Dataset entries
* * * * * * * * *

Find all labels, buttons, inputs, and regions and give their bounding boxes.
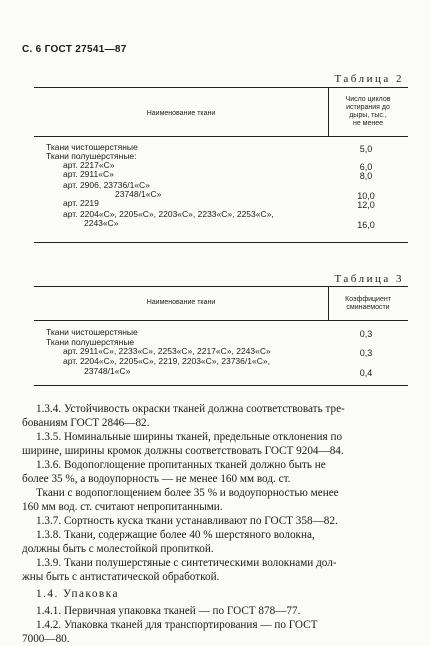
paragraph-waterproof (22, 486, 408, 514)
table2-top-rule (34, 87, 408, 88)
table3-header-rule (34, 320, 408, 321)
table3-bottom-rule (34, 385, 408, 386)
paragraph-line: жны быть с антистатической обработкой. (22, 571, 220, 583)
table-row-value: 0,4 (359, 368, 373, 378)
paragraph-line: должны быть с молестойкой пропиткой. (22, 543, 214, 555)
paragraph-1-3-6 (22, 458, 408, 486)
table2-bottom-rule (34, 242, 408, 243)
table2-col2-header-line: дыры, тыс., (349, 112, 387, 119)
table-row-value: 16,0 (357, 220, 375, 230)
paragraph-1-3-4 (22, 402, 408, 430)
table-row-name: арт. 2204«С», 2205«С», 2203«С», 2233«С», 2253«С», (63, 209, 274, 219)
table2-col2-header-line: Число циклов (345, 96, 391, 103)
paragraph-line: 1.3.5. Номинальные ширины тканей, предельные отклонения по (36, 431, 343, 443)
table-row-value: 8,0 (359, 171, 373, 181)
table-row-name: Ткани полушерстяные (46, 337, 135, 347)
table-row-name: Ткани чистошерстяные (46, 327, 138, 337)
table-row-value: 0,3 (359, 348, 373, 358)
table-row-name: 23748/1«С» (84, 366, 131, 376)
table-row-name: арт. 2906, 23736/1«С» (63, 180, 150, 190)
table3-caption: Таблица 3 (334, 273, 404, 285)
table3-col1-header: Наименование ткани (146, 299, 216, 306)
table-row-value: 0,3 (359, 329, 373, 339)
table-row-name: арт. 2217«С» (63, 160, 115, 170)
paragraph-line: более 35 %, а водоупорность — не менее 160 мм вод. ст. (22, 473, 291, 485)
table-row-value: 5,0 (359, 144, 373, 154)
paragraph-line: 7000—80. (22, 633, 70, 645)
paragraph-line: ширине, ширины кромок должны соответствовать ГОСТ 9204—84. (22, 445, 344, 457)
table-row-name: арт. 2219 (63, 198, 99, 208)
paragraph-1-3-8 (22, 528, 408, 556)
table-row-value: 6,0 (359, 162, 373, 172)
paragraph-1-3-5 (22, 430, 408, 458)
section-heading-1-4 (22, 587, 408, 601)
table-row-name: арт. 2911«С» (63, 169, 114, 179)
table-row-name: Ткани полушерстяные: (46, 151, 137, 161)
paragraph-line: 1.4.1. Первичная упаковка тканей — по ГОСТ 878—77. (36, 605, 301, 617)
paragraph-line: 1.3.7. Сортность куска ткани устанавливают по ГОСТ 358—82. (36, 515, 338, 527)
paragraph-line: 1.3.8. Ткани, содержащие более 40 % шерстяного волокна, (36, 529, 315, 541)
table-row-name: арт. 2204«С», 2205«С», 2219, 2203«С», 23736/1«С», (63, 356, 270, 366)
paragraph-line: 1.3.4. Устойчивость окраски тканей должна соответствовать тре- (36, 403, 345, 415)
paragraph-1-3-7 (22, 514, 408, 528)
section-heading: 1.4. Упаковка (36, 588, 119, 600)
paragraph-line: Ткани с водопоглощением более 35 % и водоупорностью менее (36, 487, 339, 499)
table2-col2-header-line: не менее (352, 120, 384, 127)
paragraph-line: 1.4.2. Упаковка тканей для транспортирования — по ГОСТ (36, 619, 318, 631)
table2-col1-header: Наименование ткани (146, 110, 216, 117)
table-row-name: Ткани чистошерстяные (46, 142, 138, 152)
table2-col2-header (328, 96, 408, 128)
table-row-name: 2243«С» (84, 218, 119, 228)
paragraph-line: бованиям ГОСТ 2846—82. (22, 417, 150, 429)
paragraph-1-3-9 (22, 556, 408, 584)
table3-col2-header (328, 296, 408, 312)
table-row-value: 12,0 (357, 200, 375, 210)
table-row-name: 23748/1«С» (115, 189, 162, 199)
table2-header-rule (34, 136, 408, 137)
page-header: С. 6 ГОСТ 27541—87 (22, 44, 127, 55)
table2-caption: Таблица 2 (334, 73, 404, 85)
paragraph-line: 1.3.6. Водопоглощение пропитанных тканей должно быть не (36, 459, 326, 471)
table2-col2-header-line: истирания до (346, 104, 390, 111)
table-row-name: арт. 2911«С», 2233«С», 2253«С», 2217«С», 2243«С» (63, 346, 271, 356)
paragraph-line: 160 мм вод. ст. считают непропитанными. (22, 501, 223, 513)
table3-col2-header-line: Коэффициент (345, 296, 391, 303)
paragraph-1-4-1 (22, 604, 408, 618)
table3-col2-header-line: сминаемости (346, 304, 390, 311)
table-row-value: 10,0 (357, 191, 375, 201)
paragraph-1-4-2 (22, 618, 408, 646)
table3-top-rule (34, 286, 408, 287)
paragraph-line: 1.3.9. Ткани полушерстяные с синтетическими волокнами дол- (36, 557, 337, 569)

* * * * * * * * *

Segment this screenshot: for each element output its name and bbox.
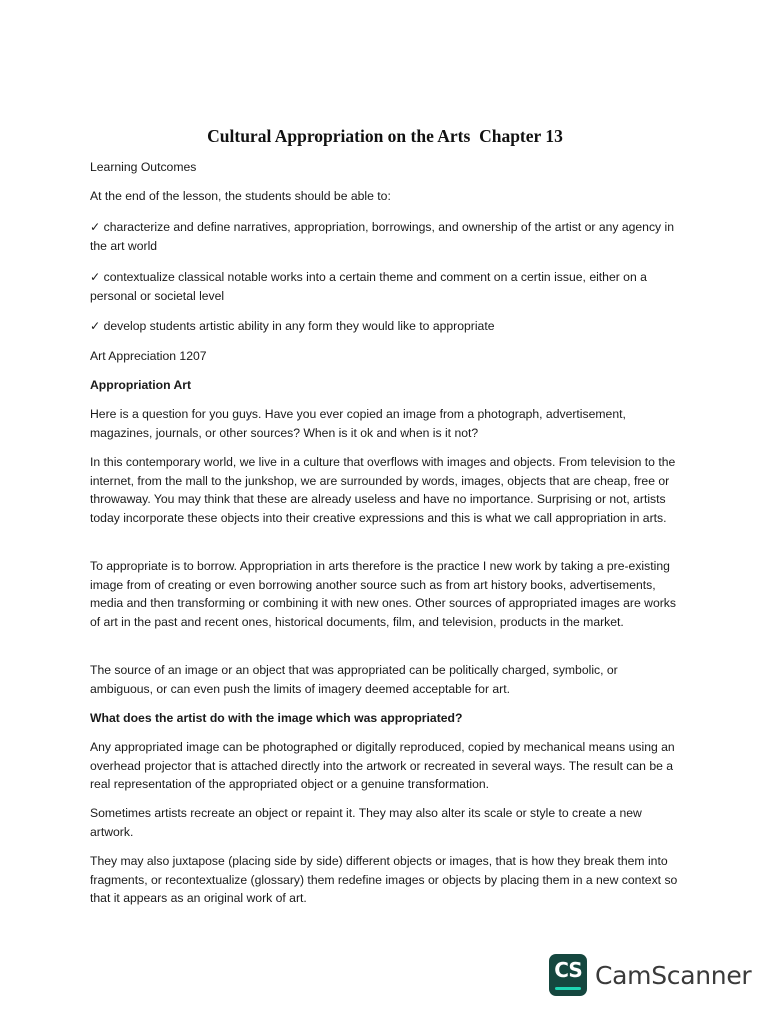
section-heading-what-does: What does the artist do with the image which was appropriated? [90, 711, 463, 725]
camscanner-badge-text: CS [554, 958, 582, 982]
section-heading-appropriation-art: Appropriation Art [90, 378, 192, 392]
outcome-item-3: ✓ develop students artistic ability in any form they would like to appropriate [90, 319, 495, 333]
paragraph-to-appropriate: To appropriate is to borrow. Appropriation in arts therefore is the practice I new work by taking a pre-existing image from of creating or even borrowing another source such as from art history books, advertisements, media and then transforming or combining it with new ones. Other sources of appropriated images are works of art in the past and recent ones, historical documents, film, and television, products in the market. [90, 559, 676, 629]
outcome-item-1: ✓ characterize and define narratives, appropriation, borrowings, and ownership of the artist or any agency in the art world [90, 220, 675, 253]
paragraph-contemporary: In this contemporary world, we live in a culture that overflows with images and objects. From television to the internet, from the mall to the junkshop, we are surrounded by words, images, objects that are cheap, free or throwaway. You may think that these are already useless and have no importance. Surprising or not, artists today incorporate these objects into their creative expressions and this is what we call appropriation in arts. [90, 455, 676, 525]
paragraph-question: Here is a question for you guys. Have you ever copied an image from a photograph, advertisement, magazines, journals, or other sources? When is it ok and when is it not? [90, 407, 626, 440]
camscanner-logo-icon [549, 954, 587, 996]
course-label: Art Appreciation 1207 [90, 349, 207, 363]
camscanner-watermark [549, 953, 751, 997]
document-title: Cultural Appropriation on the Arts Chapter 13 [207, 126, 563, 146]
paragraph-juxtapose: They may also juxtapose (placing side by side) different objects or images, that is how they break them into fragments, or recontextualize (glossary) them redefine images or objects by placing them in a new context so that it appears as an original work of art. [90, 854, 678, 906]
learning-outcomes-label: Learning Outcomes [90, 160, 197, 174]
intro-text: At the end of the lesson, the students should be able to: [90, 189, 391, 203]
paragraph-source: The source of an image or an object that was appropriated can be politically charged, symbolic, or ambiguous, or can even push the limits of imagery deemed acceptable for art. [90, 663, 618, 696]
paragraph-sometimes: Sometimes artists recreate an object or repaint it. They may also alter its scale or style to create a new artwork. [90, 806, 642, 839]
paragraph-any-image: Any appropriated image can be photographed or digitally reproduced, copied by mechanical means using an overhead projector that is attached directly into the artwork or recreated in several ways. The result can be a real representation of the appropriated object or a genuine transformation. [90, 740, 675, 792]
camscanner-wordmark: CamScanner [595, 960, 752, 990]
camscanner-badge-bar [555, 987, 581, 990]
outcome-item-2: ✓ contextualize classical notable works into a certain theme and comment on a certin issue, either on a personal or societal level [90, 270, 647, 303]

* * * * * * * * *

What to work on:
In the entries, starting at the line containing "section-heading-what-does: What does" and ending at the line containing "learning-outcomes-label: Learning Outcomes", swap "camscanner" for "scanner" and give those lines again with nothing else changed.

Written response:
section-heading-what-does: What does the artist do with the image which was appropriated? [90, 711, 463, 725]
scanner-badge-text: CS [554, 958, 582, 982]
section-heading-appropriation-art: Appropriation Art [90, 378, 192, 392]
outcome-item-3: ✓ develop students artistic ability in any form they would like to appropriate [90, 319, 495, 333]
paragraph-to-appropriate: To appropriate is to borrow. Appropriation in arts therefore is the practice I new work by taking a pre-existing image from of creating or even borrowing another source such as from art history books, advertisements, media and then transforming or combining it with new ones. Other sources of appropriated images are works of art in the past and recent ones, historical documents, film, and television, products in the market. [90, 559, 676, 629]
outcome-item-1: ✓ characterize and define narratives, appropriation, borrowings, and ownership of the artist or any agency in the art world [90, 220, 675, 253]
paragraph-contemporary: In this contemporary world, we live in a culture that overflows with images and objects. From television to the internet, from the mall to the junkshop, we are surrounded by words, images, objects that are cheap, free or throwaway. You may think that these are already useless and have no importance. Surprising or not, artists today incorporate these objects into their creative expressions and this is what we call appropriation in arts. [90, 455, 676, 525]
paragraph-question: Here is a question for you guys. Have you ever copied an image from a photograph, advertisement, magazines, journals, or other sources? When is it ok and when is it not? [90, 407, 626, 440]
scanner-logo-icon [549, 954, 587, 996]
course-label: Art Appreciation 1207 [90, 349, 207, 363]
scanner-watermark [549, 953, 751, 997]
document-title: Cultural Appropriation on the Arts Chapter 13 [207, 126, 563, 146]
paragraph-juxtapose: They may also juxtapose (placing side by side) different objects or images, that is how they break them into fragments, or recontextualize (glossary) them redefine images or objects by placing them in a new context so that it appears as an original work of art. [90, 854, 678, 906]
learning-outcomes-label: Learning Outcomes [90, 160, 197, 174]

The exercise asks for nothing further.